**INSTRUCTIONS TO FOLLOW**
Copy every line that mentions the word "text".

**PROVIDED DATA**
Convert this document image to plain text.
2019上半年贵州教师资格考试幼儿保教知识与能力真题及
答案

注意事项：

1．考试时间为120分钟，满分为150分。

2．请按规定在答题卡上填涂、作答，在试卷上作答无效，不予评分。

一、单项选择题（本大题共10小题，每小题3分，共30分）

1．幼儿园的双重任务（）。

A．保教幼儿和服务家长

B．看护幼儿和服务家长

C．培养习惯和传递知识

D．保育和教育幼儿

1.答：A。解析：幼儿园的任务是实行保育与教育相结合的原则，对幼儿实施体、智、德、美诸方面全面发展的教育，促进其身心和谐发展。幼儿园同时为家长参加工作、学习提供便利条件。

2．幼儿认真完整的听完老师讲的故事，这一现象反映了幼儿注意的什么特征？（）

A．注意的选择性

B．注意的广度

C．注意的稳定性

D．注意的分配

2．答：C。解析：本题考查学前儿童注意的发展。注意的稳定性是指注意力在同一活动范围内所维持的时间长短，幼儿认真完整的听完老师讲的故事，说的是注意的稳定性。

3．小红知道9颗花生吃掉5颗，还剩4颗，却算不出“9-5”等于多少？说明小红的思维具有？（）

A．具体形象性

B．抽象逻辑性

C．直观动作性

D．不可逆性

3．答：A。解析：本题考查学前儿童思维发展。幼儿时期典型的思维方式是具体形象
* * *
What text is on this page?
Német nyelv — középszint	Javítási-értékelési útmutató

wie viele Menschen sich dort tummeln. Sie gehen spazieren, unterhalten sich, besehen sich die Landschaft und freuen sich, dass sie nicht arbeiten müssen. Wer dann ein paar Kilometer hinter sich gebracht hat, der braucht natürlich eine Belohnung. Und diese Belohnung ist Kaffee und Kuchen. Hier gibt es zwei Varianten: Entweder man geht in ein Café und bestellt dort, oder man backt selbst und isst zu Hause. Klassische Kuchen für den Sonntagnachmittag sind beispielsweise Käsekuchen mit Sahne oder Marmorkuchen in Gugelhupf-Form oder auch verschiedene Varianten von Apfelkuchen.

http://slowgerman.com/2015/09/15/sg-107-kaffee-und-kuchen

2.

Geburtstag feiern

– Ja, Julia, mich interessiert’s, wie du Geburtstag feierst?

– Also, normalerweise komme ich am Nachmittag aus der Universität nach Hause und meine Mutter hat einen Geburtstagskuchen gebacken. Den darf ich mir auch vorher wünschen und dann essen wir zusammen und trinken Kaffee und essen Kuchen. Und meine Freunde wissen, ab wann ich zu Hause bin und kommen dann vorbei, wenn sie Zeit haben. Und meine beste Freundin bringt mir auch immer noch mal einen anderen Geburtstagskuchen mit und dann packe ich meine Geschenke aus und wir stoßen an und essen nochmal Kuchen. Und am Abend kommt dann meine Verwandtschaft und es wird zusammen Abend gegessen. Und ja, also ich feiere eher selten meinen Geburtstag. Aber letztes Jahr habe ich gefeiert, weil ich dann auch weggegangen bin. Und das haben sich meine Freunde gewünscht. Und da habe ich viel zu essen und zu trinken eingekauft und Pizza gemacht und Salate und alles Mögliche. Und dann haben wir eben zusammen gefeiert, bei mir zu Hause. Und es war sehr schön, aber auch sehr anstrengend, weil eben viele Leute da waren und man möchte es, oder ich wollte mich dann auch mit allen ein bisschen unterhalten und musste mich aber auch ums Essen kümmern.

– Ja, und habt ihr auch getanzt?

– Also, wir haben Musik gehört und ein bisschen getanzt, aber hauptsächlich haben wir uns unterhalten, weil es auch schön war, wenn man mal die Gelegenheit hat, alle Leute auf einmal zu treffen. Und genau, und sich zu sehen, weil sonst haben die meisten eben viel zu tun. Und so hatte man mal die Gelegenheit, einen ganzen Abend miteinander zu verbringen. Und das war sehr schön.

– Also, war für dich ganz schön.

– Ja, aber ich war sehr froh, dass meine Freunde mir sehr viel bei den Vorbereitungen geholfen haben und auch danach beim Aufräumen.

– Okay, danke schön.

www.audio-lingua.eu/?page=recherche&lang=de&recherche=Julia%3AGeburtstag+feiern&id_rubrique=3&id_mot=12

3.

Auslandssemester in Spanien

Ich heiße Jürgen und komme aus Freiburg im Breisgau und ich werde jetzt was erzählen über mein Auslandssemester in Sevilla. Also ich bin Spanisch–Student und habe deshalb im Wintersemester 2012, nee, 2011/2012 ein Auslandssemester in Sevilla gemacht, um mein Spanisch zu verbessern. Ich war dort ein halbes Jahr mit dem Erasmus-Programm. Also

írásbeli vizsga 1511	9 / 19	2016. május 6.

**ANSWER TO THE PROBLEM**
Convert this document image to plain text.
What text is on this page?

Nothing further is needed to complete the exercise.